◆ **REQUIRED WORK**:
List, from the lines below, each one with "Total" in it.

++++ THE RECORDS ++++

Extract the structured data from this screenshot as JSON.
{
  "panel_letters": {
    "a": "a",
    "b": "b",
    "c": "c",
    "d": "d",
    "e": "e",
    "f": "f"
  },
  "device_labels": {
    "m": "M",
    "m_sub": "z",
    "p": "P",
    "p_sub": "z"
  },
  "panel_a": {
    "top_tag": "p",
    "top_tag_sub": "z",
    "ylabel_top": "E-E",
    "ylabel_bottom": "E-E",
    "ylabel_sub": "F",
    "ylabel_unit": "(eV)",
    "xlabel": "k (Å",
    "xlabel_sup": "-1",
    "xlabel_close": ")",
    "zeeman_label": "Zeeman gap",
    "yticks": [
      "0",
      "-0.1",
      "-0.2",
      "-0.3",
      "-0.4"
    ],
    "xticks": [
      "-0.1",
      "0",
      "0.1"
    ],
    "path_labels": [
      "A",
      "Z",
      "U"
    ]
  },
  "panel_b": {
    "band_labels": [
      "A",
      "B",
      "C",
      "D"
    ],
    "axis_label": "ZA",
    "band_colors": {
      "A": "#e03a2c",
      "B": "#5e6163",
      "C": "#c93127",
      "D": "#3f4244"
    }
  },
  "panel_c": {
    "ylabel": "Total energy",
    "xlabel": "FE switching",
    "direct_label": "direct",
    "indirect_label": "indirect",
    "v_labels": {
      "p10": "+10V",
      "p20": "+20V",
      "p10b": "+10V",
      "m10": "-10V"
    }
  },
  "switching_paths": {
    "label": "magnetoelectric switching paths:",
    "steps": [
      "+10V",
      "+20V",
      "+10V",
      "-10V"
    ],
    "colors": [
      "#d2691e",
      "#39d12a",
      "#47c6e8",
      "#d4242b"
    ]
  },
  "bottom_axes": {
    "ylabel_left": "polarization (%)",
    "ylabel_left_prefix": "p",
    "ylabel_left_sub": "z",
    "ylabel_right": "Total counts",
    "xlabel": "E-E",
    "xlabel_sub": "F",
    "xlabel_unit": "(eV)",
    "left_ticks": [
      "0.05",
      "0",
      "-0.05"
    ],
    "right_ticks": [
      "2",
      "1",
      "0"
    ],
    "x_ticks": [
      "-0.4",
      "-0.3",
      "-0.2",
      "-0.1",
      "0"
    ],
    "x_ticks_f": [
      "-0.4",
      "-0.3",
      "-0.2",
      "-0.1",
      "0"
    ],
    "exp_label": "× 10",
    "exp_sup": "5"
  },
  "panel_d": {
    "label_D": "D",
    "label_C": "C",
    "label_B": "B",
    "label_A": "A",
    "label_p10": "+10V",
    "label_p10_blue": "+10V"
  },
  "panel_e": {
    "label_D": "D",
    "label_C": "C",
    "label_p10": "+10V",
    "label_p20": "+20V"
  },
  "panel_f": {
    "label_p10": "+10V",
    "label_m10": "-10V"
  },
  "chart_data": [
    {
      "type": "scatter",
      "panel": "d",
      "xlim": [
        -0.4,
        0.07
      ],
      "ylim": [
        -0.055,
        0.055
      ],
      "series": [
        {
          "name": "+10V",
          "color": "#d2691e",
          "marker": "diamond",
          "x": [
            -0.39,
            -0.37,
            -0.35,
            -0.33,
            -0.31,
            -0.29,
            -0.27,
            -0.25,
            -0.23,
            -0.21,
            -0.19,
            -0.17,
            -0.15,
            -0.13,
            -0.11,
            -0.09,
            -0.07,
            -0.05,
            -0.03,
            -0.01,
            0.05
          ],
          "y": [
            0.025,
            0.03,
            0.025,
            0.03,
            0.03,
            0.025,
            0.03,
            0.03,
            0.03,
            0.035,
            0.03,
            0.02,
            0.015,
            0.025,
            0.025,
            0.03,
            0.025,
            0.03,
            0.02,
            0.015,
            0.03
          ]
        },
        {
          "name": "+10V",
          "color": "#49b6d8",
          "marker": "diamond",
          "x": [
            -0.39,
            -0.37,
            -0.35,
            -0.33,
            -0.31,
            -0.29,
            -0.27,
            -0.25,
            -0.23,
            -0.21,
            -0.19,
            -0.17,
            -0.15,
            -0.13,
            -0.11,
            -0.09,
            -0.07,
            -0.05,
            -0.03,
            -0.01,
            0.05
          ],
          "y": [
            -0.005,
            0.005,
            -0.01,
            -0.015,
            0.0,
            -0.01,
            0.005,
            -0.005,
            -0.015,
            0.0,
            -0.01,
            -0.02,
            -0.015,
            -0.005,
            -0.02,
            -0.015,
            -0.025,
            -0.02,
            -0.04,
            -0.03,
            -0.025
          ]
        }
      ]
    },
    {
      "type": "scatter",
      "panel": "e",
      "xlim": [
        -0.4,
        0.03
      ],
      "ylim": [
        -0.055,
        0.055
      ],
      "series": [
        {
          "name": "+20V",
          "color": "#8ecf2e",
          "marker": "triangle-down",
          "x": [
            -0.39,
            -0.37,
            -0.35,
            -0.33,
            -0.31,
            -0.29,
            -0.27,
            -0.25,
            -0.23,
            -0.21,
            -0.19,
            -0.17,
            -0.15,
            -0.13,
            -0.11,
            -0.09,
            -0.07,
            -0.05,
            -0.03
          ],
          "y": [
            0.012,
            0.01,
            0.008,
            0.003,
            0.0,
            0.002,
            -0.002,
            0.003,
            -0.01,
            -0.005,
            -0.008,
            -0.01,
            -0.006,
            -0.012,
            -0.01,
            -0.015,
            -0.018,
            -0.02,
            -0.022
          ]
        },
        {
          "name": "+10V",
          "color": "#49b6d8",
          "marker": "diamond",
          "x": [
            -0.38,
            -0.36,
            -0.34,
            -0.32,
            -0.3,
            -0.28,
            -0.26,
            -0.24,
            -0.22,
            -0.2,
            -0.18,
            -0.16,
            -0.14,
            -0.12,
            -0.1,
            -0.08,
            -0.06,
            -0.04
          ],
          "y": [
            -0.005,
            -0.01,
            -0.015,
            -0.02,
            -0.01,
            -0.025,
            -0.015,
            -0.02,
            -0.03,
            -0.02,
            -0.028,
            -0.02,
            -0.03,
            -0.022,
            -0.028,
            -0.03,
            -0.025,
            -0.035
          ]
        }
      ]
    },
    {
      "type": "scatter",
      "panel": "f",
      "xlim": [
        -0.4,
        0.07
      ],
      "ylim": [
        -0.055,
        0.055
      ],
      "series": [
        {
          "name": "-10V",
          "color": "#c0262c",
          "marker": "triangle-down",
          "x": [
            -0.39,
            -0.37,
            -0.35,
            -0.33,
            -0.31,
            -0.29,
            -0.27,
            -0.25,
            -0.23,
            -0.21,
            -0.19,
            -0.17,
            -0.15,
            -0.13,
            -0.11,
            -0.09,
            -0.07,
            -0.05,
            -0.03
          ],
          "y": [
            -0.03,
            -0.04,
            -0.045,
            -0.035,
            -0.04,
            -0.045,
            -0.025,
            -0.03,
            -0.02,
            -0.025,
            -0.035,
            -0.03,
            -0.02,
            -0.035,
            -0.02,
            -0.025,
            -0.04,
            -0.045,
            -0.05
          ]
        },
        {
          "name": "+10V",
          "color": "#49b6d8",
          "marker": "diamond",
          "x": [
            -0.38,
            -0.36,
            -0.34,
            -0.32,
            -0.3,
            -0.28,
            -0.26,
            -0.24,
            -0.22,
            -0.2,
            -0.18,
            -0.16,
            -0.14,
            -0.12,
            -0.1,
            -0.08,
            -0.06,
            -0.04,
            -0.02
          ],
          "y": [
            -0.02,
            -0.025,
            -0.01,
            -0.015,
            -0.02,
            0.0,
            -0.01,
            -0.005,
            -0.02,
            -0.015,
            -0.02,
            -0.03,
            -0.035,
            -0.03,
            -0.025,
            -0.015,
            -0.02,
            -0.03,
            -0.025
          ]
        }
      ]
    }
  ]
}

++++
++++ THE RECORDS ++++

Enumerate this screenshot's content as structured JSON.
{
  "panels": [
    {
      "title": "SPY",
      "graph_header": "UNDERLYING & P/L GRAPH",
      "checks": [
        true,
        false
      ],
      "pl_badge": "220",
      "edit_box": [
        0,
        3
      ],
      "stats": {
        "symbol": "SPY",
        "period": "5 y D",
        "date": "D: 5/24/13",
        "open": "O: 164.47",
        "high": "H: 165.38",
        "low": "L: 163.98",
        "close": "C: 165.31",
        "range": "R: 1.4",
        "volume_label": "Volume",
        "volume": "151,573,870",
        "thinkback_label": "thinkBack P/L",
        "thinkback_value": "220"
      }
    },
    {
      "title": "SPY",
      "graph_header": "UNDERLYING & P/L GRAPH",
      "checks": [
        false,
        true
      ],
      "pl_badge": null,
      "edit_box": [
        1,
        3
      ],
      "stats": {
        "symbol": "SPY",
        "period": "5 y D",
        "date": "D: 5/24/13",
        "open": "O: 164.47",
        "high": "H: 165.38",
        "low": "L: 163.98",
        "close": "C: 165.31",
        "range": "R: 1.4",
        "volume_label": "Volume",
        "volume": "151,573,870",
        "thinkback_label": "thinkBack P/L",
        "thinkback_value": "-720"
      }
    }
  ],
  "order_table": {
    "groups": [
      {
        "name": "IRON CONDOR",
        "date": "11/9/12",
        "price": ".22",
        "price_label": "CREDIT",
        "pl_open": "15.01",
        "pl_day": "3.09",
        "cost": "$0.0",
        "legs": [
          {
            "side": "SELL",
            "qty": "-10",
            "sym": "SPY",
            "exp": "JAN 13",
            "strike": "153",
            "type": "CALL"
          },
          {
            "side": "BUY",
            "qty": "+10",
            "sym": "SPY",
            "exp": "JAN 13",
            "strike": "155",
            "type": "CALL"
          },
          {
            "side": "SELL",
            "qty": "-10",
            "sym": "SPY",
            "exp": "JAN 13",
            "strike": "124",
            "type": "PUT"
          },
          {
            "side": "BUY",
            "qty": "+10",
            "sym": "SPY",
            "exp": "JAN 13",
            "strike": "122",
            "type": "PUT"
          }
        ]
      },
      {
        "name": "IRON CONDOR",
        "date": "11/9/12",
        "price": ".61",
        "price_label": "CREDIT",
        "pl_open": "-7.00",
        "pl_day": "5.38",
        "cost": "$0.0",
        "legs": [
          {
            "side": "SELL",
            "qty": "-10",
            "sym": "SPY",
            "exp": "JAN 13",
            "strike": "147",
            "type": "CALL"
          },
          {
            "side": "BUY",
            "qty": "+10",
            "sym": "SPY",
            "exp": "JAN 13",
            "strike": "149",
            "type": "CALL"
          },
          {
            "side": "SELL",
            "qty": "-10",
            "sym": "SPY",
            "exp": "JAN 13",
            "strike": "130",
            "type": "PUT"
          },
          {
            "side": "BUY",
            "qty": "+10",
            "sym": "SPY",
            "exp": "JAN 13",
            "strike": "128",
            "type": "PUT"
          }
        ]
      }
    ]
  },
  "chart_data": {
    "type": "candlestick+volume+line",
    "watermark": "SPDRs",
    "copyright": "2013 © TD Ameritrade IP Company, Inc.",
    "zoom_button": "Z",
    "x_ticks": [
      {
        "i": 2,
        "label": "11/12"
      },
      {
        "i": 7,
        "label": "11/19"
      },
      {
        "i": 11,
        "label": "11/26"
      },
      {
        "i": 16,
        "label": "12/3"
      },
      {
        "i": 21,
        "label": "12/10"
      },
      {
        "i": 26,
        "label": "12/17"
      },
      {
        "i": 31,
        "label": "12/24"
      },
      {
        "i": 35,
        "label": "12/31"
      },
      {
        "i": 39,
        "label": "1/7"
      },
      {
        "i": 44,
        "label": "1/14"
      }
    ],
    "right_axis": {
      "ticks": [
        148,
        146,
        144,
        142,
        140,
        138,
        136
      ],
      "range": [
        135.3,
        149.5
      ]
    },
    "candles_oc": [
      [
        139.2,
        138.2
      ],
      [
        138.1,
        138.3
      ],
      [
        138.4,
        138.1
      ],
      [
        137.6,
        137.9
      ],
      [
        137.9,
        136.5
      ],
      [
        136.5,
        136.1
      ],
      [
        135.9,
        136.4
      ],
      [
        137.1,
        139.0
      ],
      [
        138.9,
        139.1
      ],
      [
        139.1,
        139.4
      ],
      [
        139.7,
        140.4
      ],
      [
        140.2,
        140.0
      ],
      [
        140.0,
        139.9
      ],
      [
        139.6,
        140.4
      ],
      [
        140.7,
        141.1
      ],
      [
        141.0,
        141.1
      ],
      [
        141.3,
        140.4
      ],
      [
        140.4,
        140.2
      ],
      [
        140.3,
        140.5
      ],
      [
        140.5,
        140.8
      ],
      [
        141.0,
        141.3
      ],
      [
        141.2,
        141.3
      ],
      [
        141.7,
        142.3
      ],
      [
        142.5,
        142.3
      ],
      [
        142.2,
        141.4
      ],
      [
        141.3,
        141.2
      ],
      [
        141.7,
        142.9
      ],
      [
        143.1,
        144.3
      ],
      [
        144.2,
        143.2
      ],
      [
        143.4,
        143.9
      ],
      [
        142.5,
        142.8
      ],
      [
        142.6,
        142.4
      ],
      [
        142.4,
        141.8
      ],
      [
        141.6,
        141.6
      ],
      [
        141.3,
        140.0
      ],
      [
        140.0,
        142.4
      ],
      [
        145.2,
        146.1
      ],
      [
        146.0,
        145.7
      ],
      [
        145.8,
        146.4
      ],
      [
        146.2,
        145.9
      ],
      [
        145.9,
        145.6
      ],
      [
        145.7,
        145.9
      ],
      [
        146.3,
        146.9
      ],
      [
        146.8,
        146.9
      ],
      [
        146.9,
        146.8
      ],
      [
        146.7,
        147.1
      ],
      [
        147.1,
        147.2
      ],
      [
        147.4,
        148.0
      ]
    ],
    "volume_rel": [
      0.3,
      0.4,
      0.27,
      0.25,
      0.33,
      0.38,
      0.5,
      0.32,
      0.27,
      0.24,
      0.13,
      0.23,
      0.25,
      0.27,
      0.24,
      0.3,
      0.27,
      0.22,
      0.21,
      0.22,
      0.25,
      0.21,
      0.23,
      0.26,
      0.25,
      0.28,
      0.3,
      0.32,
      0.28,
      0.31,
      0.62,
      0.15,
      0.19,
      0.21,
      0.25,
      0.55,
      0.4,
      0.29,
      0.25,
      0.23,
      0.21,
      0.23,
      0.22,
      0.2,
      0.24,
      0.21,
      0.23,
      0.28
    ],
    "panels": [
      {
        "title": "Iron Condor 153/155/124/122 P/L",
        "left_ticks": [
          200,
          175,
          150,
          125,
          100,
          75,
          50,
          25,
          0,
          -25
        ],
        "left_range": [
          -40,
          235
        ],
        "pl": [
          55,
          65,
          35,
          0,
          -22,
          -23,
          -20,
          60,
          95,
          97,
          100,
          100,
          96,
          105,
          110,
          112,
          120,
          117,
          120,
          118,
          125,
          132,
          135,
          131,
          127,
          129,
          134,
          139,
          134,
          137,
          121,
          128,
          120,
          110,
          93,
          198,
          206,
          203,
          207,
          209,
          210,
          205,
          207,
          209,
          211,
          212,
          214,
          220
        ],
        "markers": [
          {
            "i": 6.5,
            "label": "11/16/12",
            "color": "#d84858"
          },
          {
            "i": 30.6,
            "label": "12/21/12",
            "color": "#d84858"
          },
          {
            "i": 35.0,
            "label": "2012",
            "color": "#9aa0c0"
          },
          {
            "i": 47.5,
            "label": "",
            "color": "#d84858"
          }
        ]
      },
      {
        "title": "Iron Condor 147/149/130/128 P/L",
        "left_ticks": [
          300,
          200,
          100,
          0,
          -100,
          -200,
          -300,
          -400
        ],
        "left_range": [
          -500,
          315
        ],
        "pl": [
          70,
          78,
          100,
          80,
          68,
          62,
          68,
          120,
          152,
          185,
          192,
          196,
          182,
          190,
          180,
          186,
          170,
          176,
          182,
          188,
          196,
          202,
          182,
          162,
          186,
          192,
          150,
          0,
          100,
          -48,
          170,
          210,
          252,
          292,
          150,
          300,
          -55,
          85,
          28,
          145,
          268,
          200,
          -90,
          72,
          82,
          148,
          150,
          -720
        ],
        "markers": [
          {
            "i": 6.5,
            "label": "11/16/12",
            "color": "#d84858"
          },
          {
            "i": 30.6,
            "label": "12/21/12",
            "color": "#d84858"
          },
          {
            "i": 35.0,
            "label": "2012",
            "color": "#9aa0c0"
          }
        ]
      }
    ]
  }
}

++++

◆ **RESPONSE TO THIS EXERCISE**:
    "ylabel": "Total energy",
    "ylabel_right": "Total counts",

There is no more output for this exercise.